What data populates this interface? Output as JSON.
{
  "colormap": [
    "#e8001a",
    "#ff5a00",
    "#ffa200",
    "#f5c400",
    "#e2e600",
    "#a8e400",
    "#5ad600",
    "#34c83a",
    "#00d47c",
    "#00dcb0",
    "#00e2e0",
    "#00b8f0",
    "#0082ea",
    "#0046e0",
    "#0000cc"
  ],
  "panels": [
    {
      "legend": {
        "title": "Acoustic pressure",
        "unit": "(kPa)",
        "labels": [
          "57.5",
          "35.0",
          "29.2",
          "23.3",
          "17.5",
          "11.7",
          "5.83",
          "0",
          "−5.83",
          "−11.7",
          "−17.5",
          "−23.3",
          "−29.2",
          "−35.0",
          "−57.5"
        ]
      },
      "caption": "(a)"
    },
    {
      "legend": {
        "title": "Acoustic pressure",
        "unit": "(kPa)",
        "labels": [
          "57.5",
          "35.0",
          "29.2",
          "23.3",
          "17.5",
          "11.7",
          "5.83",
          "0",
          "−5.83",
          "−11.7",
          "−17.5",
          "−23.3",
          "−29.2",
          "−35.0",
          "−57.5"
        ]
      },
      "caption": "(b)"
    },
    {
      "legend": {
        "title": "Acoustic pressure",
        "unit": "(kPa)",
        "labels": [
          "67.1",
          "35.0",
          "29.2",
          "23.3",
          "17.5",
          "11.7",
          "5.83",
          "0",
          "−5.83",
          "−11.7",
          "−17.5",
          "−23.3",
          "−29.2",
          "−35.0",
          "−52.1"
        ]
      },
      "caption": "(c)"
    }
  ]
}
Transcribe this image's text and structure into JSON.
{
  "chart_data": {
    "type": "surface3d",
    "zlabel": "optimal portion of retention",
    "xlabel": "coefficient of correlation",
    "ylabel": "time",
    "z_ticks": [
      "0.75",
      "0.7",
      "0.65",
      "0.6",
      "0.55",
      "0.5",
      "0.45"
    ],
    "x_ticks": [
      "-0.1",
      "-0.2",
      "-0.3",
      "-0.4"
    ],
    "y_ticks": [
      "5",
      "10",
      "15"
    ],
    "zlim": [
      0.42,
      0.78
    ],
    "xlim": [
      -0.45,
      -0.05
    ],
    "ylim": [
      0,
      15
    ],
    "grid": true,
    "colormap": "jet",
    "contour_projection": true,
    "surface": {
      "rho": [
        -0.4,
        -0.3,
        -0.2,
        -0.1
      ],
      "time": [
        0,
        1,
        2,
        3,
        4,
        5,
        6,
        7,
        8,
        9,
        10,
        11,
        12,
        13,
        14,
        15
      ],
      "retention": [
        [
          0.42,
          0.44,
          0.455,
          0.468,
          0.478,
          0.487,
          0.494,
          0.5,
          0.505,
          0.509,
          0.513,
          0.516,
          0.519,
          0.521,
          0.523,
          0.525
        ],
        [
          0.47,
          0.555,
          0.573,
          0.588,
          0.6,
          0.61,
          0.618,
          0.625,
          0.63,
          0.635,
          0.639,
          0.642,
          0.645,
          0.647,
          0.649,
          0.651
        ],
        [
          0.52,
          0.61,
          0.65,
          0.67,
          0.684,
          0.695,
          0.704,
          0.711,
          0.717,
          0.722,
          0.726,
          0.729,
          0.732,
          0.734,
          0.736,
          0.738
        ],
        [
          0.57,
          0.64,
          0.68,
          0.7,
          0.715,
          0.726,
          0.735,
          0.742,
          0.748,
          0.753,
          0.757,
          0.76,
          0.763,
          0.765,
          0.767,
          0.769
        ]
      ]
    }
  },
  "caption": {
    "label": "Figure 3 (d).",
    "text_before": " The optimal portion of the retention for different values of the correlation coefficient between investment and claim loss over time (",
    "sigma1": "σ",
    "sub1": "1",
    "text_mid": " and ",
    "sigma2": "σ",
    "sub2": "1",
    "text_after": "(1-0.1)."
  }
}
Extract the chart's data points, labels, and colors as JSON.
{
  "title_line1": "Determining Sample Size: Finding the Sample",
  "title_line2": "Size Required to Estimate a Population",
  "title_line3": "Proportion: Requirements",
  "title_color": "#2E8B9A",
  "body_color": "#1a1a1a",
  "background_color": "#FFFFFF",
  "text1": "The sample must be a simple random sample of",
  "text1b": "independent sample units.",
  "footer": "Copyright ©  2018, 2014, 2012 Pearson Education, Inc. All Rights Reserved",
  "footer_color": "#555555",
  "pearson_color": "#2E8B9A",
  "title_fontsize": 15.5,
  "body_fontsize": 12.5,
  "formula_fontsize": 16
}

▸ What is needed: Write the entire listing out again, word for word.

▸ Output for this task:
What data populates this interface? Output as JSON.
{
  "colormap": [
    "#e8001a",
    "#ff5a00",
    "#ffa200",
    "#f5c400",
    "#e2e600",
    "#a8e400",
    "#5ad600",
    "#34c83a",
    "#00d47c",
    "#00dcb0",
    "#00e2e0",
    "#00b8f0",
    "#0082ea",
    "#0046e0",
    "#0000cc"
  ],
  "panels": [
    {
      "legend": {
        "title": "Acoustic pressure",
        "unit": "(kPa)",
        "labels": [
          "57.5",
          "35.0",
          "29.2",
          "23.3",
          "17.5",
          "11.7",
          "5.83",
          "0",
          "−5.83",
          "−11.7",
          "−17.5",
          "−23.3",
          "−29.2",
          "−35.0",
          "−57.5"
        ]
      },
      "caption": "(a)"
    },
    {
      "legend": {
        "title": "Acoustic pressure",
        "unit": "(kPa)",
        "labels": [
          "57.5",
          "35.0",
          "29.2",
          "23.3",
          "17.5",
          "11.7",
          "5.83",
          "0",
          "−5.83",
          "−11.7",
          "−17.5",
          "−23.3",
          "−29.2",
          "−35.0",
          "−57.5"
        ]
      },
      "caption": "(b)"
    },
    {
      "legend": {
        "title": "Acoustic pressure",
        "unit": "(kPa)",
        "labels": [
          "67.1",
          "35.0",
          "29.2",
          "23.3",
          "17.5",
          "11.7",
          "5.83",
          "0",
          "−5.83",
          "−11.7",
          "−17.5",
          "−23.3",
          "−29.2",
          "−35.0",
          "−52.1"
        ]
      },
      "caption": "(c)"
    }
  ]
}
Transcribe this image's text and structure into JSON.
{
  "chart_data": {
    "type": "surface3d",
    "zlabel": "optimal portion of retention",
    "xlabel": "coefficient of correlation",
    "ylabel": "time",
    "z_ticks": [
      "0.75",
      "0.7",
      "0.65",
      "0.6",
      "0.55",
      "0.5",
      "0.45"
    ],
    "x_ticks": [
      "-0.1",
      "-0.2",
      "-0.3",
      "-0.4"
    ],
    "y_ticks": [
      "5",
      "10",
      "15"
    ],
    "zlim": [
      0.42,
      0.78
    ],
    "xlim": [
      -0.45,
      -0.05
    ],
    "ylim": [
      0,
      15
    ],
    "grid": true,
    "colormap": "jet",
    "contour_projection": true,
    "surface": {
      "rho": [
        -0.4,
        -0.3,
        -0.2,
        -0.1
      ],
      "time": [
        0,
        1,
        2,
        3,
        4,
        5,
        6,
        7,
        8,
        9,
        10,
        11,
        12,
        13,
        14,
        15
      ],
      "retention": [
        [
          0.42,
          0.44,
          0.455,
          0.468,
          0.478,
          0.487,
          0.494,
          0.5,
          0.505,
          0.509,
          0.513,
          0.516,
          0.519,
          0.521,
          0.523,
          0.525
        ],
        [
          0.47,
          0.555,
          0.573,
          0.588,
          0.6,
          0.61,
          0.618,
          0.625,
          0.63,
          0.635,
          0.639,
          0.642,
          0.645,
          0.647,
          0.649,
          0.651
        ],
        [
          0.52,
          0.61,
          0.65,
          0.67,
          0.684,
          0.695,
          0.704,
          0.711,
          0.717,
          0.722,
          0.726,
          0.729,
          0.732,
          0.734,
          0.736,
          0.738
        ],
        [
          0.57,
          0.64,
          0.68,
          0.7,
          0.715,
          0.726,
          0.735,
          0.742,
          0.748,
          0.753,
          0.757,
          0.76,
          0.763,
          0.765,
          0.767,
          0.769
        ]
      ]
    }
  },
  "caption": {
    "label": "Figure 3 (d).",
    "text_before": " The optimal portion of the retention for different values of the correlation coefficient between investment and claim loss over time (",
    "sigma1": "σ",
    "sub1": "1",
    "text_mid": " and ",
    "sigma2": "σ",
    "sub2": "1",
    "text_after": "(1-0.1)."
  }
}
Extract the chart's data points, labels, and colors as JSON.
{
  "title_line1": "Determining Sample Size: Finding the Sample",
  "title_line2": "Size Required to Estimate a Population",
  "title_line3": "Proportion: Requirements",
  "title_color": "#2E8B9A",
  "body_color": "#1a1a1a",
  "background_color": "#FFFFFF",
  "text1": "The sample must be a simple random sample of",
  "text1b": "independent sample units.",
  "footer": "Copyright ©  2018, 2014, 2012 Pearson Education, Inc. All Rights Reserved",
  "footer_color": "#555555",
  "pearson_color": "#2E8B9A",
  "title_fontsize": 15.5,
  "body_fontsize": 12.5,
  "formula_fontsize": 16
}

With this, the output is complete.